■ **EXCERPT PROVIDED**
Keeping Up the Pressure for Supermarket Reform

EastAUSmilk has been making submissions on behalf of dairy farmers to the many inquiries into supermarkets which are currently under way.

 

We’ve been very pleased with the response to our submission on reforms to the Food and Grocery Code.

 

While the Review’s interim report supported making the Code mandatory and addressing the issue of retaliation against suppliers and producers in the Code, we still have work to do to get more from the Review, and we must ensure the Commonwealth government supports the Review’s recommendations.

 

While it is in the interests of dairy farmers that the relations between supermarkets and milk processors, covered by the food and grocery code, are better and fairer, we’re also looking closely at what is done about retaliation – it might be a useful consideration for the current review of the dairy code.

 

EastAUSmilk’s President Joe Bradley and Government Relations Manager Mike Smith supplemented our written submission, with an in-person appearance before the Queensland Government’s Parliamentary Select Committee inquiry into supermarket prices, on Monday 29 April. Anyone interested in Queensland history might be interested to know the Committee hearing was in the old Legislative Council Chamber at Parliament House – unused much of the time since the abolition of the Legislative Council 102 years ago.

■ **REQUIREMENTS**
Please write out a passage of the supermarket reform article word for word, beginning at the words that have "While the Review’s" and stopping after "the Review’s recommendations.". The data after this point has no connection to the supermarket reform article.

(Dataset rows)
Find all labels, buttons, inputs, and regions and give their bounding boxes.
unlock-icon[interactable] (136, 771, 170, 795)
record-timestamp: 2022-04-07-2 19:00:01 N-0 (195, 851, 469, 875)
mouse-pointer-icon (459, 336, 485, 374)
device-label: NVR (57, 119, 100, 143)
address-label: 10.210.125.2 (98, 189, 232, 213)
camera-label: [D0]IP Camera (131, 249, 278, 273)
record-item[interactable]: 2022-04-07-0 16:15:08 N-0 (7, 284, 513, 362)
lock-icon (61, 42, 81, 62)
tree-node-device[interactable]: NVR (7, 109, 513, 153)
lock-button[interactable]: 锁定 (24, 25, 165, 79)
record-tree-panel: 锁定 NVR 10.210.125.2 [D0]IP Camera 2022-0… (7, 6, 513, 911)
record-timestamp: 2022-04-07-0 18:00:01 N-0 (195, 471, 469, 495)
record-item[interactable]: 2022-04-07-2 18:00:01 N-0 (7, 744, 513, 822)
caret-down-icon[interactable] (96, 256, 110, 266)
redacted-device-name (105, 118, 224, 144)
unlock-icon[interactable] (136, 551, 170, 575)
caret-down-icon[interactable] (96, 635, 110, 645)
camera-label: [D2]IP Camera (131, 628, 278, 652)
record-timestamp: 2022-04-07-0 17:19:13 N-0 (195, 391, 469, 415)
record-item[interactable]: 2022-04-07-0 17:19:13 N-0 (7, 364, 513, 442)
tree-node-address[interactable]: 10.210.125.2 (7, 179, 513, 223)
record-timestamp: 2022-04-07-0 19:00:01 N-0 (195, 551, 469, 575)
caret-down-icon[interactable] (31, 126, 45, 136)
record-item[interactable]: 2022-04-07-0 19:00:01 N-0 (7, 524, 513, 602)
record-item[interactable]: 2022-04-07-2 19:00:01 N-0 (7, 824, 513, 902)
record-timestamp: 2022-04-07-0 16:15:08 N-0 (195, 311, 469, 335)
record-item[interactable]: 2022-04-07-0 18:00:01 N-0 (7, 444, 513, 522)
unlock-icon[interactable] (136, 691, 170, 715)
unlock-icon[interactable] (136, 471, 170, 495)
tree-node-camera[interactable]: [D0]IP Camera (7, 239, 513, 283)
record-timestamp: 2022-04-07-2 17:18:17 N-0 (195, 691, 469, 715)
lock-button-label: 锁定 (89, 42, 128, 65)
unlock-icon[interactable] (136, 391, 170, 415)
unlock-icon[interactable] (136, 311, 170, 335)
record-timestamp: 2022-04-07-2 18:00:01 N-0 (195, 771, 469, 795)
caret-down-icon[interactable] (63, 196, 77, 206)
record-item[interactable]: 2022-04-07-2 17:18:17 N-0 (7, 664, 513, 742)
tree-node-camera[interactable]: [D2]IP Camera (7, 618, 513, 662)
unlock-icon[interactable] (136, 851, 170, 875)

■ **SOLUTION TO THE EXERCISE**
While the Review’s interim report supported making the Code mandatory and addressing the issue of retaliation against suppliers and producers in the Code, we still have work to do to get more from the Review, and we must ensure the Commonwealth government supports the Review’s recommendations.